━━━━━ Supplied entries

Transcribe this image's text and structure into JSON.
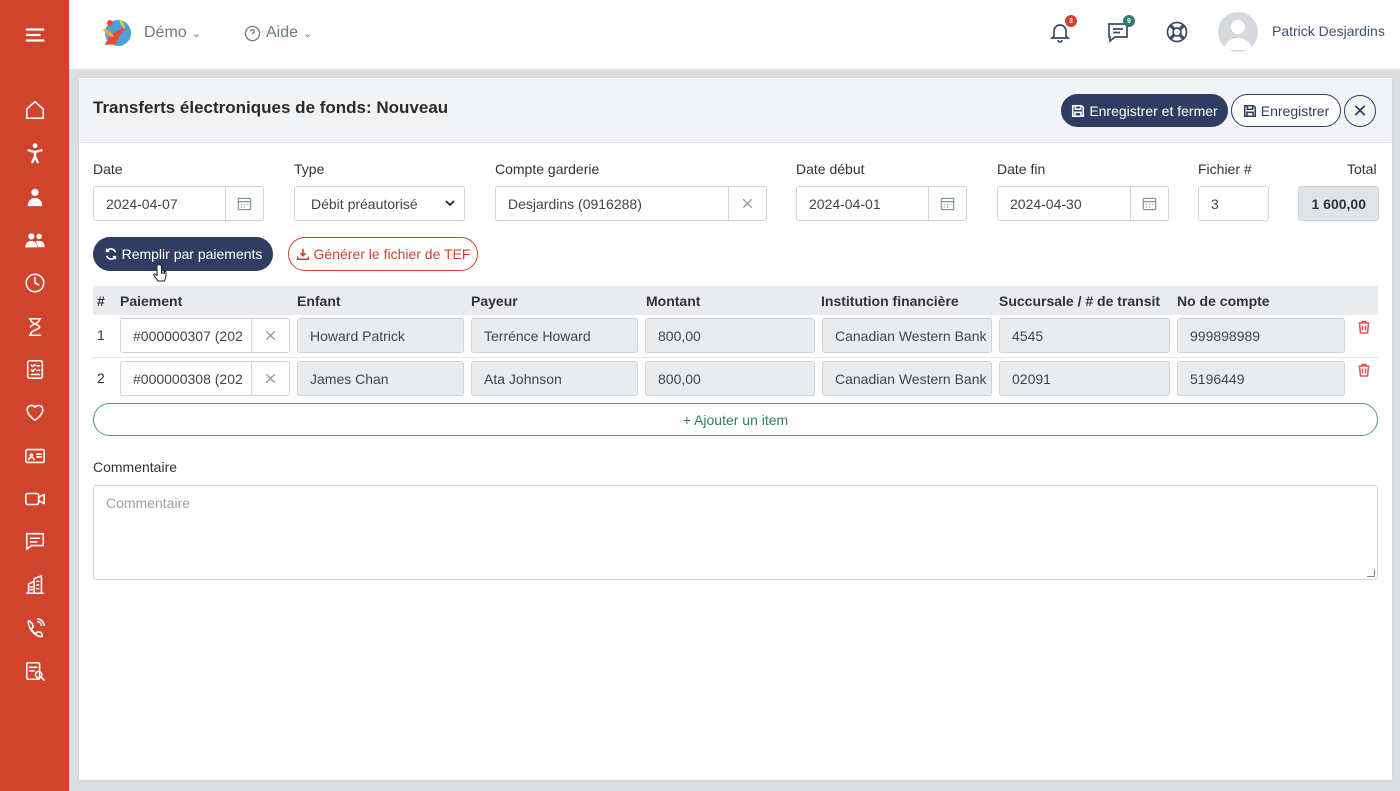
{
  "sidebar": {
    "items": [
      "hamburger-icon",
      "home-icon",
      "child-icon",
      "educator-icon",
      "group-icon",
      "clock-icon",
      "hourglass-icon",
      "checklist-icon",
      "heart-icon",
      "id-card-icon",
      "video-icon",
      "chat-icon",
      "building-icon",
      "phone-icon",
      "report-icon"
    ]
  },
  "topbar": {
    "org_menu": "Démo",
    "help_menu": "Aide",
    "notif_count": "3",
    "message_count": "9",
    "user_name": "Patrick Desjardins"
  },
  "page": {
    "title": "Transferts électroniques de fonds: Nouveau",
    "save_close_label": "Enregistrer et fermer",
    "save_label": "Enregistrer"
  },
  "form": {
    "date_label": "Date",
    "date_value": "2024-04-07",
    "type_label": "Type",
    "type_value": "Débit préautorisé",
    "account_label": "Compte garderie",
    "account_value": "Desjardins (0916288)",
    "start_label": "Date début",
    "start_value": "2024-04-01",
    "end_label": "Date fin",
    "end_value": "2024-04-30",
    "file_label": "Fichier #",
    "file_value": "3",
    "total_label": "Total",
    "total_value": "1 600,00",
    "fill_button": "Remplir par paiements",
    "generate_button": "Générer le fichier de TEF"
  },
  "table": {
    "headers": [
      "#",
      "Paiement",
      "Enfant",
      "Payeur",
      "Montant",
      "Institution financière",
      "Succursale / # de transit",
      "No de compte"
    ],
    "rows": [
      {
        "num": "1",
        "payment": "#000000307 (202",
        "child": "Howard Patrick",
        "payer": "Terrénce Howard",
        "amount": "800,00",
        "institution": "Canadian Western Bank",
        "transit": "4545",
        "account": "999898989"
      },
      {
        "num": "2",
        "payment": "#000000308 (202",
        "child": "James Chan",
        "payer": "Ata Johnson",
        "amount": "800,00",
        "institution": "Canadian Western Bank",
        "transit": "02091",
        "account": "5196449"
      }
    ],
    "add_item": "+ Ajouter un item"
  },
  "comment": {
    "label": "Commentaire",
    "placeholder": "Commentaire"
  },
  "colors": {
    "brand_red": "#d0432d",
    "navy": "#2f3d62",
    "teal": "#2f7c6e"
  }
}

━━━━━━━━━━

Stated goal
Count the lines in the records above that contain the word "transit", and give only the number.

Output of the exercise
3